## What is required
Every record below should be written out exactly; pictures stay out.

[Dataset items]
▬▬▬▬▬▬▬▬▬▬
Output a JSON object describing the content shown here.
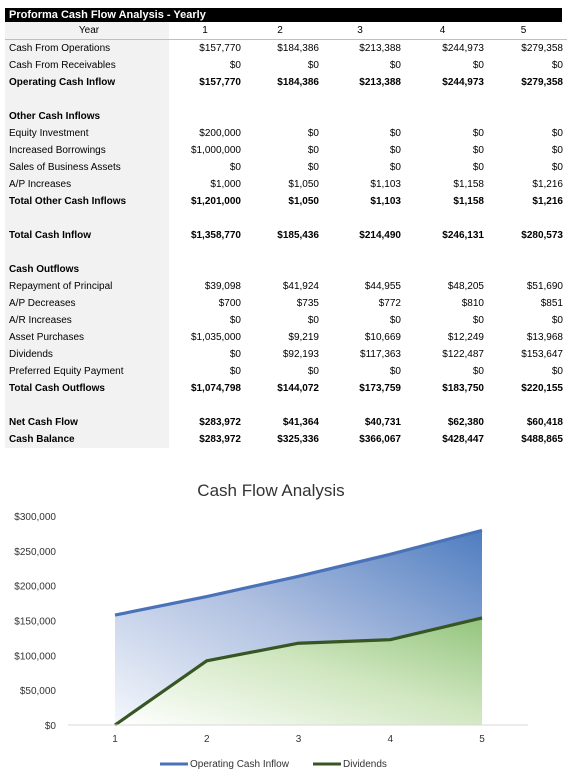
{
  "sheet": {
    "title": "Proforma Cash Flow Analysis - Yearly",
    "year_label": "Year",
    "years": [
      "1",
      "2",
      "3",
      "4",
      "5"
    ],
    "rows": [
      {
        "label": "Cash From Operations",
        "values": [
          "$157,770",
          "$184,386",
          "$213,388",
          "$244,973",
          "$279,358"
        ],
        "bold": false
      },
      {
        "label": "Cash From Receivables",
        "values": [
          "$0",
          "$0",
          "$0",
          "$0",
          "$0"
        ],
        "bold": false
      },
      {
        "label": "Operating Cash Inflow",
        "values": [
          "$157,770",
          "$184,386",
          "$213,388",
          "$244,973",
          "$279,358"
        ],
        "bold": true
      },
      {
        "label": "",
        "values": [
          "",
          "",
          "",
          "",
          ""
        ],
        "bold": false
      },
      {
        "label": "Other Cash Inflows",
        "values": [
          "",
          "",
          "",
          "",
          ""
        ],
        "bold": true
      },
      {
        "label": "Equity Investment",
        "values": [
          "$200,000",
          "$0",
          "$0",
          "$0",
          "$0"
        ],
        "bold": false
      },
      {
        "label": "Increased Borrowings",
        "values": [
          "$1,000,000",
          "$0",
          "$0",
          "$0",
          "$0"
        ],
        "bold": false
      },
      {
        "label": "Sales of Business Assets",
        "values": [
          "$0",
          "$0",
          "$0",
          "$0",
          "$0"
        ],
        "bold": false
      },
      {
        "label": "A/P Increases",
        "values": [
          "$1,000",
          "$1,050",
          "$1,103",
          "$1,158",
          "$1,216"
        ],
        "bold": false
      },
      {
        "label": "Total Other Cash Inflows",
        "values": [
          "$1,201,000",
          "$1,050",
          "$1,103",
          "$1,158",
          "$1,216"
        ],
        "bold": true
      },
      {
        "label": "",
        "values": [
          "",
          "",
          "",
          "",
          ""
        ],
        "bold": false
      },
      {
        "label": "Total Cash Inflow",
        "values": [
          "$1,358,770",
          "$185,436",
          "$214,490",
          "$246,131",
          "$280,573"
        ],
        "bold": true
      },
      {
        "label": "",
        "values": [
          "",
          "",
          "",
          "",
          ""
        ],
        "bold": false
      },
      {
        "label": "Cash Outflows",
        "values": [
          "",
          "",
          "",
          "",
          ""
        ],
        "bold": true
      },
      {
        "label": "Repayment of Principal",
        "values": [
          "$39,098",
          "$41,924",
          "$44,955",
          "$48,205",
          "$51,690"
        ],
        "bold": false
      },
      {
        "label": "A/P Decreases",
        "values": [
          "$700",
          "$735",
          "$772",
          "$810",
          "$851"
        ],
        "bold": false
      },
      {
        "label": "A/R Increases",
        "values": [
          "$0",
          "$0",
          "$0",
          "$0",
          "$0"
        ],
        "bold": false
      },
      {
        "label": "Asset Purchases",
        "values": [
          "$1,035,000",
          "$9,219",
          "$10,669",
          "$12,249",
          "$13,968"
        ],
        "bold": false
      },
      {
        "label": "Dividends",
        "values": [
          "$0",
          "$92,193",
          "$117,363",
          "$122,487",
          "$153,647"
        ],
        "bold": false
      },
      {
        "label": "Preferred Equity Payment",
        "values": [
          "$0",
          "$0",
          "$0",
          "$0",
          "$0"
        ],
        "bold": false
      },
      {
        "label": "Total Cash Outflows",
        "values": [
          "$1,074,798",
          "$144,072",
          "$173,759",
          "$183,750",
          "$220,155"
        ],
        "bold": true
      },
      {
        "label": "",
        "values": [
          "",
          "",
          "",
          "",
          ""
        ],
        "bold": false
      },
      {
        "label": "Net Cash Flow",
        "values": [
          "$283,972",
          "$41,364",
          "$40,731",
          "$62,380",
          "$60,418"
        ],
        "bold": true
      },
      {
        "label": "Cash Balance",
        "values": [
          "$283,972",
          "$325,336",
          "$366,067",
          "$428,447",
          "$488,865"
        ],
        "bold": true
      }
    ]
  },
  "chart_data": {
    "type": "area",
    "title": "Cash Flow Analysis",
    "x": [
      1,
      2,
      3,
      4,
      5
    ],
    "x_tick_labels": [
      "1",
      "2",
      "3",
      "4",
      "5"
    ],
    "ylim": [
      0,
      300000
    ],
    "y_ticks": [
      0,
      50000,
      100000,
      150000,
      200000,
      250000,
      300000
    ],
    "y_tick_labels": [
      "$0",
      "$50,000",
      "$100,000",
      "$150,000",
      "$200,000",
      "$250,000",
      "$300,000"
    ],
    "grid": false,
    "legend_position": "bottom",
    "series": [
      {
        "name": "Operating Cash Inflow",
        "values": [
          157770,
          184386,
          213388,
          244973,
          279358
        ],
        "color": "#4a72b8"
      },
      {
        "name": "Dividends",
        "values": [
          0,
          92193,
          117363,
          122487,
          153647
        ],
        "color": "#375623"
      }
    ]
  }
}
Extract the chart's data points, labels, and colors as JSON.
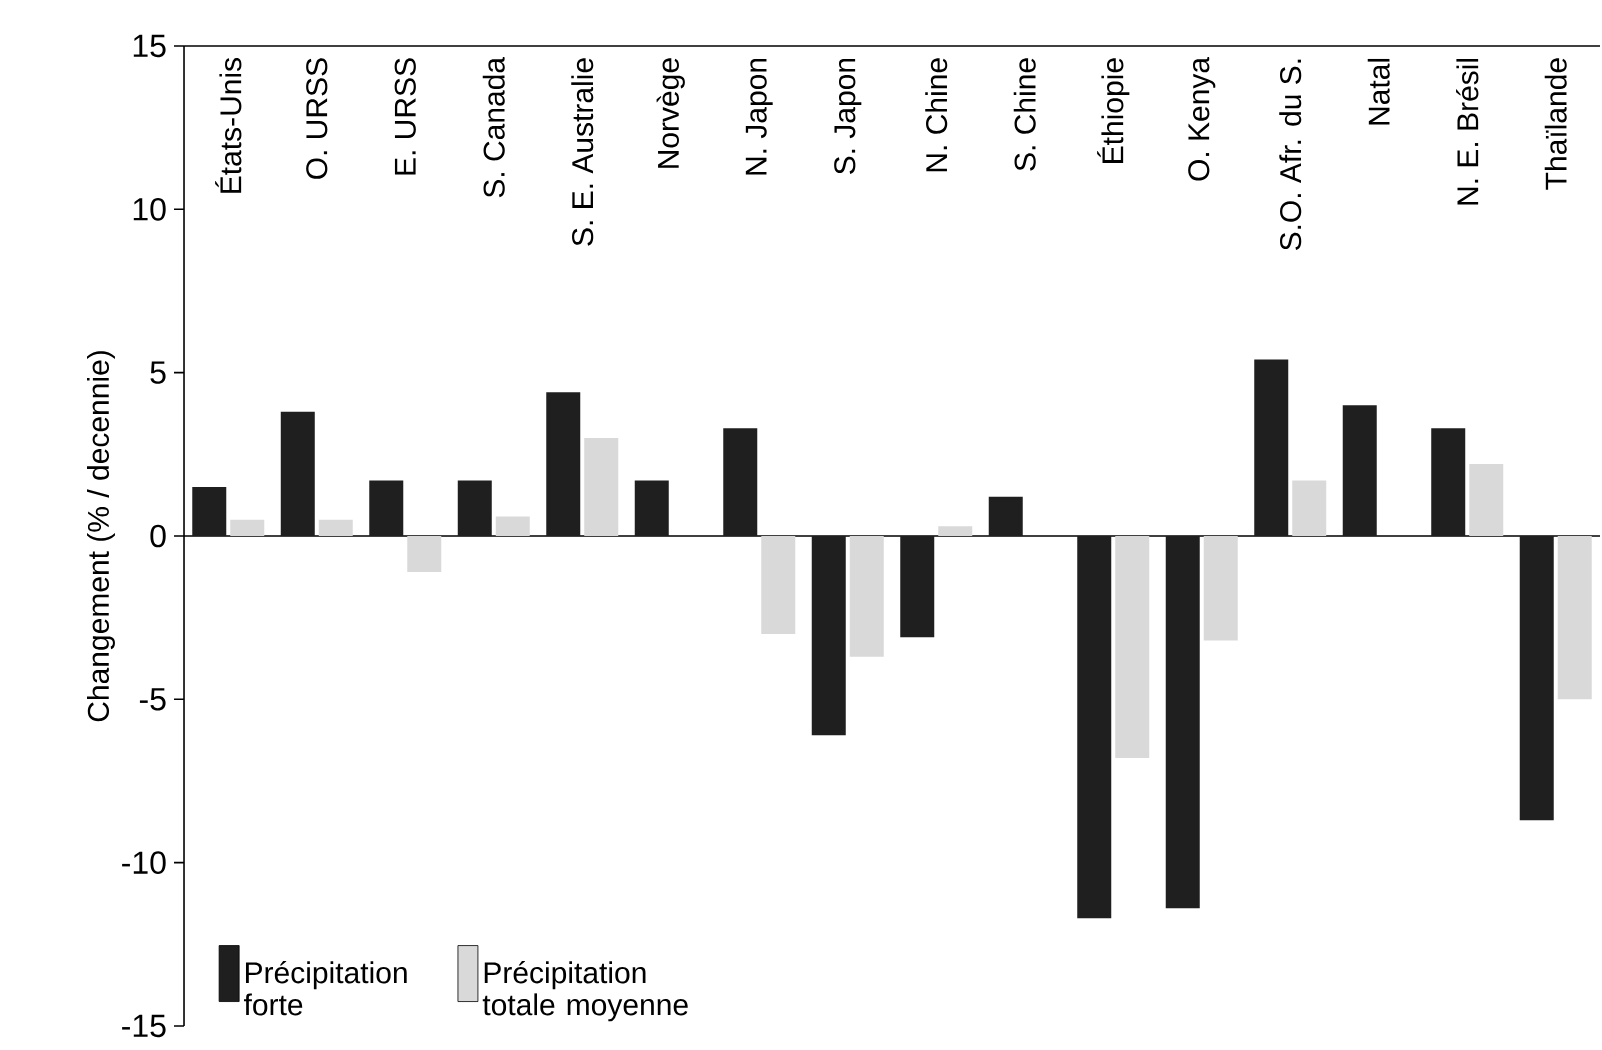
{
  "chart_data": {
    "type": "bar",
    "ylabel": "Changement (% / decennie)",
    "categories": [
      "États-Unis",
      "O. URSS",
      "E. URSS",
      "S. Canada",
      "S. E. Australie",
      "Norvège",
      "N. Japon",
      "S. Japon",
      "N. Chine",
      "S. Chine",
      "Éthiopie",
      "O. Kenya",
      "S.O. Afr. du S.",
      "Natal",
      "N. E. Brésil",
      "Thaïlande"
    ],
    "series": [
      {
        "name": "Précipitation forte",
        "color": "#1f1f1f",
        "values": [
          1.5,
          3.8,
          1.7,
          1.7,
          4.4,
          1.7,
          3.3,
          -6.1,
          -3.1,
          1.2,
          -11.7,
          -11.4,
          5.4,
          4.0,
          3.3,
          -8.7
        ]
      },
      {
        "name": "Précipitation totale moyenne",
        "color": "#d9d9d9",
        "values": [
          0.5,
          0.5,
          -1.1,
          0.6,
          3.0,
          0,
          -3.0,
          -3.7,
          0.3,
          0,
          -6.8,
          -3.2,
          1.7,
          0,
          2.2,
          -5.0
        ]
      }
    ],
    "ylim": [
      -15,
      15
    ],
    "yticks": [
      -15,
      -10,
      -5,
      0,
      5,
      10,
      15
    ],
    "legend": "bottom left"
  }
}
▬▬▬▬▬▬▬▬▬▬
## Worked answer
Output a JSON object describing the content shown here.
{
  "sheet": {
    "title": "Proforma Cash Flow Analysis - Yearly",
    "year_label": "Year",
    "years": [
      "1",
      "2",
      "3",
      "4",
      "5"
    ],
    "rows": [
      {
        "label": "Cash From Operations",
        "values": [
          "$157,770",
          "$184,386",
          "$213,388",
          "$244,973",
          "$279,358"
        ],
        "bold": false
      },
      {
        "label": "Cash From Receivables",
        "values": [
          "$0",
          "$0",
          "$0",
          "$0",
          "$0"
        ],
        "bold": false
      },
      {
        "label": "Operating Cash Inflow",
        "values": [
          "$157,770",
          "$184,386",
          "$213,388",
          "$244,973",
          "$279,358"
        ],
        "bold": true
      },
      {
        "label": "",
        "values": [
          "",
          "",
          "",
          "",
          ""
        ],
        "bold": false
      },
      {
        "label": "Other Cash Inflows",
        "values": [
          "",
          "",
          "",
          "",
          ""
        ],
        "bold": true
      },
      {
        "label": "Equity Investment",
        "values": [
          "$200,000",
          "$0",
          "$0",
          "$0",
          "$0"
        ],
        "bold": false
      },
      {
        "label": "Increased Borrowings",
        "values": [
          "$1,000,000",
          "$0",
          "$0",
          "$0",
          "$0"
        ],
        "bold": false
      },
      {
        "label": "Sales of Business Assets",
        "values": [
          "$0",
          "$0",
          "$0",
          "$0",
          "$0"
        ],
        "bold": false
      },
      {
        "label": "A/P Increases",
        "values": [
          "$1,000",
          "$1,050",
          "$1,103",
          "$1,158",
          "$1,216"
        ],
        "bold": false
      },
      {
        "label": "Total Other Cash Inflows",
        "values": [
          "$1,201,000",
          "$1,050",
          "$1,103",
          "$1,158",
          "$1,216"
        ],
        "bold": true
      },
      {
        "label": "",
        "values": [
          "",
          "",
          "",
          "",
          ""
        ],
        "bold": false
      },
      {
        "label": "Total Cash Inflow",
        "values": [
          "$1,358,770",
          "$185,436",
          "$214,490",
          "$246,131",
          "$280,573"
        ],
        "bold": true
      },
      {
        "label": "",
        "values": [
          "",
          "",
          "",
          "",
          ""
        ],
        "bold": false
      },
      {
        "label": "Cash Outflows",
        "values": [
          "",
          "",
          "",
          "",
          ""
        ],
        "bold": true
      },
      {
        "label": "Repayment of Principal",
        "values": [
          "$39,098",
          "$41,924",
          "$44,955",
          "$48,205",
          "$51,690"
        ],
        "bold": false
      },
      {
        "label": "A/P Decreases",
        "values": [
          "$700",
          "$735",
          "$772",
          "$810",
          "$851"
        ],
        "bold": false
      },
      {
        "label": "A/R Increases",
        "values": [
          "$0",
          "$0",
          "$0",
          "$0",
          "$0"
        ],
        "bold": false
      },
      {
        "label": "Asset Purchases",
        "values": [
          "$1,035,000",
          "$9,219",
          "$10,669",
          "$12,249",
          "$13,968"
        ],
        "bold": false
      },
      {
        "label": "Dividends",
        "values": [
          "$0",
          "$92,193",
          "$117,363",
          "$122,487",
          "$153,647"
        ],
        "bold": false
      },
      {
        "label": "Preferred Equity Payment",
        "values": [
          "$0",
          "$0",
          "$0",
          "$0",
          "$0"
        ],
        "bold": false
      },
      {
        "label": "Total Cash Outflows",
        "values": [
          "$1,074,798",
          "$144,072",
          "$173,759",
          "$183,750",
          "$220,155"
        ],
        "bold": true
      },
      {
        "label": "",
        "values": [
          "",
          "",
          "",
          "",
          ""
        ],
        "bold": false
      },
      {
        "label": "Net Cash Flow",
        "values": [
          "$283,972",
          "$41,364",
          "$40,731",
          "$62,380",
          "$60,418"
        ],
        "bold": true
      },
      {
        "label": "Cash Balance",
        "values": [
          "$283,972",
          "$325,336",
          "$366,067",
          "$428,447",
          "$488,865"
        ],
        "bold": true
      }
    ]
  },
  "chart_data": {
    "type": "area",
    "title": "Cash Flow Analysis",
    "x": [
      1,
      2,
      3,
      4,
      5
    ],
    "x_tick_labels": [
      "1",
      "2",
      "3",
      "4",
      "5"
    ],
    "ylim": [
      0,
      300000
    ],
    "y_ticks": [
      0,
      50000,
      100000,
      150000,
      200000,
      250000,
      300000
    ],
    "y_tick_labels": [
      "$0",
      "$50,000",
      "$100,000",
      "$150,000",
      "$200,000",
      "$250,000",
      "$300,000"
    ],
    "grid": false,
    "legend_position": "bottom",
    "series": [
      {
        "name": "Operating Cash Inflow",
        "values": [
          157770,
          184386,
          213388,
          244973,
          279358
        ],
        "color": "#4a72b8"
      },
      {
        "name": "Dividends",
        "values": [
          0,
          92193,
          117363,
          122487,
          153647
        ],
        "color": "#375623"
      }
    ]
  }
}
Extract the chart's data points, labels, and colors as JSON.
{
  "chart_data": {
    "type": "bar",
    "ylabel": "Changement (% / decennie)",
    "categories": [
      "États-Unis",
      "O. URSS",
      "E. URSS",
      "S. Canada",
      "S. E. Australie",
      "Norvège",
      "N. Japon",
      "S. Japon",
      "N. Chine",
      "S. Chine",
      "Éthiopie",
      "O. Kenya",
      "S.O. Afr. du S.",
      "Natal",
      "N. E. Brésil",
      "Thaïlande"
    ],
    "series": [
      {
        "name": "Précipitation forte",
        "color": "#1f1f1f",
        "values": [
          1.5,
          3.8,
          1.7,
          1.7,
          4.4,
          1.7,
          3.3,
          -6.1,
          -3.1,
          1.2,
          -11.7,
          -11.4,
          5.4,
          4.0,
          3.3,
          -8.7
        ]
      },
      {
        "name": "Précipitation totale moyenne",
        "color": "#d9d9d9",
        "values": [
          0.5,
          0.5,
          -1.1,
          0.6,
          3.0,
          0,
          -3.0,
          -3.7,
          0.3,
          0,
          -6.8,
          -3.2,
          1.7,
          0,
          2.2,
          -5.0
        ]
      }
    ],
    "ylim": [
      -15,
      15
    ],
    "yticks": [
      -15,
      -10,
      -5,
      0,
      5,
      10,
      15
    ],
    "legend": "bottom left"
  }
}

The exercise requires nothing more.